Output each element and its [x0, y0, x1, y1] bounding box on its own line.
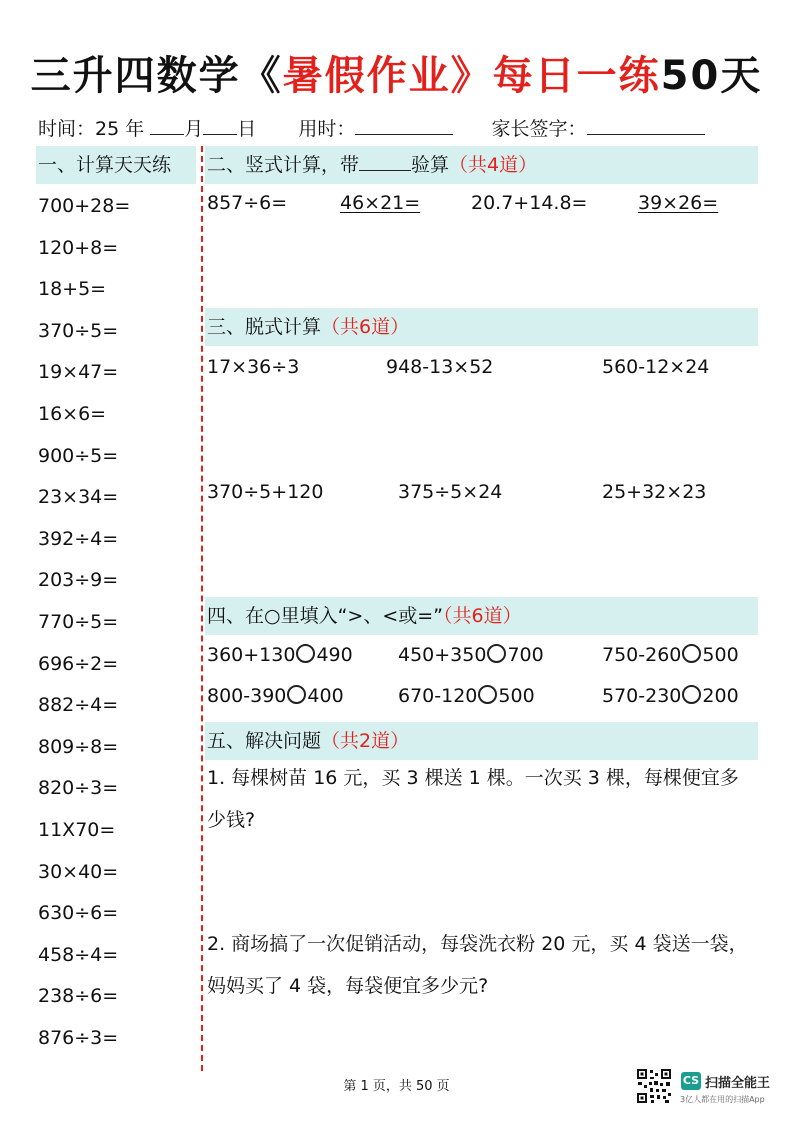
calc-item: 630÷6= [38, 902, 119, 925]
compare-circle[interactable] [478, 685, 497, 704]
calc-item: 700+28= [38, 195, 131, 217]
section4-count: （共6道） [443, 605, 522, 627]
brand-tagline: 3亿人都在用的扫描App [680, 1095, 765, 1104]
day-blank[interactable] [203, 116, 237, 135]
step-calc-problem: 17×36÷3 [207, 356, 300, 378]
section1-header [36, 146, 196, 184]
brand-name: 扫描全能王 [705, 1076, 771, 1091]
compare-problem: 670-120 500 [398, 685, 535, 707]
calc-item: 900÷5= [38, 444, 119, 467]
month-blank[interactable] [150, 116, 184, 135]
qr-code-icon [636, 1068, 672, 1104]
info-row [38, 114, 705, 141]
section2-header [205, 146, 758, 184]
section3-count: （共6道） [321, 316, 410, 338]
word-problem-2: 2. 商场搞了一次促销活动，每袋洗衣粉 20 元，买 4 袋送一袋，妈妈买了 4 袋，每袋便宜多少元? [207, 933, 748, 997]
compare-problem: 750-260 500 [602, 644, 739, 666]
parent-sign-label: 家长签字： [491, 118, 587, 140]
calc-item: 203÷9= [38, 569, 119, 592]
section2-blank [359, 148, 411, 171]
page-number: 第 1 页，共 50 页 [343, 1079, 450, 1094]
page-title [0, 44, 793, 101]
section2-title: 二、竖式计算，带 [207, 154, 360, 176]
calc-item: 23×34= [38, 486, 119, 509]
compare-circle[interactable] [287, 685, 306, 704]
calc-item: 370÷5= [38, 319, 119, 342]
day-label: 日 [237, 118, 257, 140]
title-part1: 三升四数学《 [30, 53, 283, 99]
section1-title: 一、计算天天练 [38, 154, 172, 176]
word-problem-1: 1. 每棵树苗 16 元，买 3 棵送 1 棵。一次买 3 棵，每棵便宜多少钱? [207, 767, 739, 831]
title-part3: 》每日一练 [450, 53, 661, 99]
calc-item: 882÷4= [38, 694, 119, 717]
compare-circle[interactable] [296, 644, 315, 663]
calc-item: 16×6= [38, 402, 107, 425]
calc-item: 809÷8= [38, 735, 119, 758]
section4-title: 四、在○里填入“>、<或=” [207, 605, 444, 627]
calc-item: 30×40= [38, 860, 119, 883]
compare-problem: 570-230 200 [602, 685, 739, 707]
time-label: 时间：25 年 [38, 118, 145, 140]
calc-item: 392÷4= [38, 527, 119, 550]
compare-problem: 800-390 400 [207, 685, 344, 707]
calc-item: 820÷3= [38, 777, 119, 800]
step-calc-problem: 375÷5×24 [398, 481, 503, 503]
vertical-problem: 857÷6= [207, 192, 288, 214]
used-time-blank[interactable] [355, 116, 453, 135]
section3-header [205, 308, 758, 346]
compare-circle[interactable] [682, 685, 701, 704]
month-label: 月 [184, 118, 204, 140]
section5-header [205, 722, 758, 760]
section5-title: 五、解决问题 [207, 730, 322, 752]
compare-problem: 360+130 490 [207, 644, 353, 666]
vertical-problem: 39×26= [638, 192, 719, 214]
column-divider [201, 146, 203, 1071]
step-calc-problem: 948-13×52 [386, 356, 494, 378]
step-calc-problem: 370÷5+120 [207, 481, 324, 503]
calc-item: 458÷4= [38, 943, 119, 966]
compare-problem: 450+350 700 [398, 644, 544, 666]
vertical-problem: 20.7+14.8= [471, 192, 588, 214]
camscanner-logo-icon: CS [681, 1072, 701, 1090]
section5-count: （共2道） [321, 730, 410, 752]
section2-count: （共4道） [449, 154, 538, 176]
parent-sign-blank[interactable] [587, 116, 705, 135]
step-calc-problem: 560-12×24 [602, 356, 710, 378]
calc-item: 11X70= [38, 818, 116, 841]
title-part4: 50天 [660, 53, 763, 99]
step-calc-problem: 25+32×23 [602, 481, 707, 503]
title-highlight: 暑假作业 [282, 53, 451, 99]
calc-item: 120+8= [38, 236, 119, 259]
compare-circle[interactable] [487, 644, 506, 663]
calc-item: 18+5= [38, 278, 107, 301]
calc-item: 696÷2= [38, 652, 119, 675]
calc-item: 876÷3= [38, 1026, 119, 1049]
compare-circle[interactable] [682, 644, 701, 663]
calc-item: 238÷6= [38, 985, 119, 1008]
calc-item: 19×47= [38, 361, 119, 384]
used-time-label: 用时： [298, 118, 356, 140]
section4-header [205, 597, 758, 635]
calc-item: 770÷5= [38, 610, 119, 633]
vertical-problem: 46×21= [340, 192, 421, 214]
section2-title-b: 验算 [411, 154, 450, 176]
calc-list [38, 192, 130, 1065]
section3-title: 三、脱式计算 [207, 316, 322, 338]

## What the task asks
Reproduce the records above word for word, leaving the picture out.

## Complete output
Output each element and its [x0, y0, x1, y1] bounding box on its own line.
calc-item: 630÷6= [38, 902, 119, 925]
compare-circle[interactable] [478, 685, 497, 704]
calc-item: 700+28= [38, 195, 131, 217]
section4-count: （共6道） [443, 605, 522, 627]
brand-tagline: 3亿人都在用的扫描App [680, 1095, 765, 1104]
day-blank[interactable] [203, 116, 237, 135]
step-calc-problem: 17×36÷3 [207, 356, 300, 378]
section1-header [36, 146, 196, 184]
brand-name: 扫描全能王 [705, 1076, 771, 1091]
compare-problem: 670-120 500 [398, 685, 535, 707]
calc-item: 900÷5= [38, 444, 119, 467]
month-blank[interactable] [150, 116, 184, 135]
qr-code-icon [636, 1068, 672, 1104]
info-row [38, 114, 705, 141]
section2-header [205, 146, 758, 184]
section3-count: （共6道） [321, 316, 410, 338]
word-problem-2: 2. 商场搞了一次促销活动，每袋洗衣粉 20 元，买 4 袋送一袋，妈妈买了 4 袋，每袋便宜多少元? [207, 933, 748, 997]
compare-problem: 750-260 500 [602, 644, 739, 666]
parent-sign-label: 家长签字： [491, 118, 587, 140]
calc-item: 203÷9= [38, 569, 119, 592]
section2-blank [359, 148, 411, 171]
page-number: 第 1 页，共 50 页 [343, 1079, 450, 1094]
page-title [0, 44, 793, 101]
section2-title: 二、竖式计算，带 [207, 154, 360, 176]
calc-item: 23×34= [38, 486, 119, 509]
compare-circle[interactable] [287, 685, 306, 704]
calc-item: 370÷5= [38, 319, 119, 342]
day-label: 日 [237, 118, 257, 140]
title-part1: 三升四数学《 [30, 53, 283, 99]
section1-title: 一、计算天天练 [38, 154, 172, 176]
word-problem-1: 1. 每棵树苗 16 元，买 3 棵送 1 棵。一次买 3 棵，每棵便宜多少钱? [207, 767, 739, 831]
title-part3: 》每日一练 [450, 53, 661, 99]
calc-item: 882÷4= [38, 694, 119, 717]
compare-circle[interactable] [296, 644, 315, 663]
calc-item: 16×6= [38, 402, 107, 425]
calc-item: 809÷8= [38, 735, 119, 758]
section4-title: 四、在○里填入“>、<或=” [207, 605, 444, 627]
calc-item: 30×40= [38, 860, 119, 883]
compare-problem: 570-230 200 [602, 685, 739, 707]
time-label: 时间：25 年 [38, 118, 145, 140]
calc-item: 392÷4= [38, 527, 119, 550]
compare-problem: 800-390 400 [207, 685, 344, 707]
calc-item: 820÷3= [38, 777, 119, 800]
step-calc-problem: 375÷5×24 [398, 481, 503, 503]
vertical-problem: 857÷6= [207, 192, 288, 214]
used-time-blank[interactable] [355, 116, 453, 135]
section3-header [205, 308, 758, 346]
compare-circle[interactable] [682, 685, 701, 704]
month-label: 月 [184, 118, 204, 140]
section5-header [205, 722, 758, 760]
section5-title: 五、解决问题 [207, 730, 322, 752]
compare-problem: 360+130 490 [207, 644, 353, 666]
vertical-problem: 39×26= [638, 192, 719, 214]
column-divider [201, 146, 203, 1071]
step-calc-problem: 948-13×52 [386, 356, 494, 378]
step-calc-problem: 370÷5+120 [207, 481, 324, 503]
calc-item: 458÷4= [38, 943, 119, 966]
compare-problem: 450+350 700 [398, 644, 544, 666]
vertical-problem: 20.7+14.8= [471, 192, 588, 214]
camscanner-logo-icon: CS [681, 1072, 701, 1090]
section5-count: （共2道） [321, 730, 410, 752]
section2-count: （共4道） [449, 154, 538, 176]
parent-sign-blank[interactable] [587, 116, 705, 135]
step-calc-problem: 560-12×24 [602, 356, 710, 378]
calc-item: 11X70= [38, 818, 116, 841]
title-part4: 50天 [660, 53, 763, 99]
step-calc-problem: 25+32×23 [602, 481, 707, 503]
title-highlight: 暑假作业 [282, 53, 451, 99]
calc-item: 120+8= [38, 236, 119, 259]
compare-circle[interactable] [487, 644, 506, 663]
calc-item: 18+5= [38, 278, 107, 301]
calc-item: 696÷2= [38, 652, 119, 675]
calc-item: 876÷3= [38, 1026, 119, 1049]
compare-circle[interactable] [682, 644, 701, 663]
calc-item: 238÷6= [38, 985, 119, 1008]
calc-item: 19×47= [38, 361, 119, 384]
used-time-label: 用时： [298, 118, 356, 140]
section4-header [205, 597, 758, 635]
calc-item: 770÷5= [38, 610, 119, 633]
vertical-problem: 46×21= [340, 192, 421, 214]
section2-title-b: 验算 [411, 154, 450, 176]
calc-list [38, 192, 130, 1065]
section3-title: 三、脱式计算 [207, 316, 322, 338]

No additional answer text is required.